Data records:
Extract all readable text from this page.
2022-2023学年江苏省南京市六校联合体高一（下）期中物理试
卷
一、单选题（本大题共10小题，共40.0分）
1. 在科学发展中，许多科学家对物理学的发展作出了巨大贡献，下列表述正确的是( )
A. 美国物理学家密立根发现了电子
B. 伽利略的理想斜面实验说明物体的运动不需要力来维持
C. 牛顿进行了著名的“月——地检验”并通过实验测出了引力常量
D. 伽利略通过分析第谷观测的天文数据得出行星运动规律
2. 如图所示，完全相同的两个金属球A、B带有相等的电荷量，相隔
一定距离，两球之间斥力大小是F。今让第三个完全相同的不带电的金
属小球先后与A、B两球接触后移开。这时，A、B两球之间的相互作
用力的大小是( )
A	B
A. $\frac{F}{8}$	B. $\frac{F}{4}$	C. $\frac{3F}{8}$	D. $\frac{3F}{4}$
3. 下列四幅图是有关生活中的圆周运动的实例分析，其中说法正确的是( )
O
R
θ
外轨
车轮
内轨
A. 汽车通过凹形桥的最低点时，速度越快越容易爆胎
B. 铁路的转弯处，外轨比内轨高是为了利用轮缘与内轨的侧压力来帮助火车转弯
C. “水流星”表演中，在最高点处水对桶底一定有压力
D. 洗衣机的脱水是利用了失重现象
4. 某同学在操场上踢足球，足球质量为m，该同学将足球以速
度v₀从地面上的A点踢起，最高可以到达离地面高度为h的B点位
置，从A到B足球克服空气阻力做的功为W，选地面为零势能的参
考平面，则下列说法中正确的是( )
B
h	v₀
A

...

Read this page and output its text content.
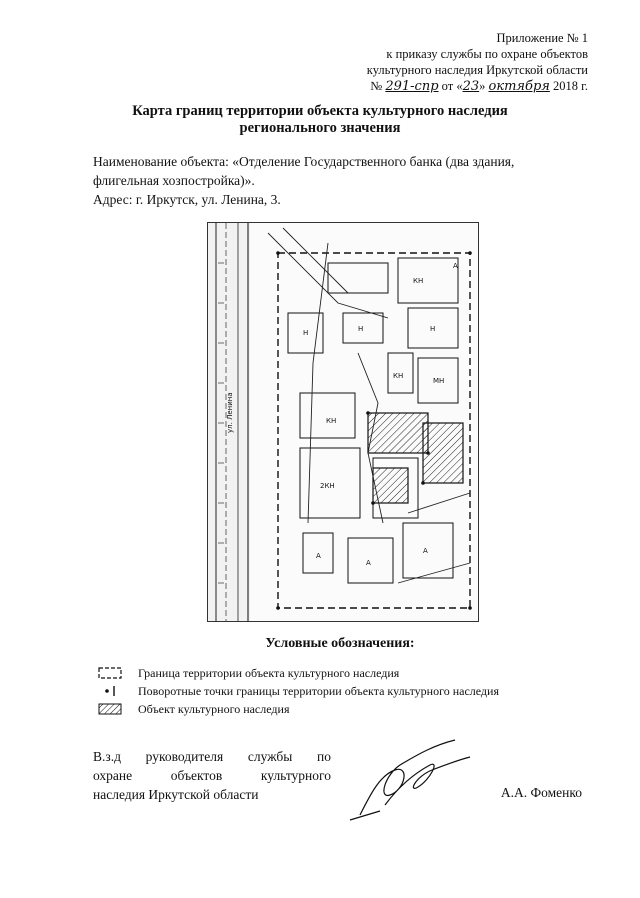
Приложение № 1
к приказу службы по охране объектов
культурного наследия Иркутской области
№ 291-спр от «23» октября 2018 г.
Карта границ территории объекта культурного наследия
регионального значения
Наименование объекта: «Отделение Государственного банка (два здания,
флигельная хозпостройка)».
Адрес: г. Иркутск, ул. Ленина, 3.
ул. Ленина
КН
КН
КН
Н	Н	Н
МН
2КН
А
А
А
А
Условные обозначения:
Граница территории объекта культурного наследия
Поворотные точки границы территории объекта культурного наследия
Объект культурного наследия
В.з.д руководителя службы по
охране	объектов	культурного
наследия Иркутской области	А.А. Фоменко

EXERCISE GOAL ▸ Find the lines above holding the word "службы" and show them.

TASK OUTPUT ▸
к приказу службы по охране объектов
В.з.д руководителя службы по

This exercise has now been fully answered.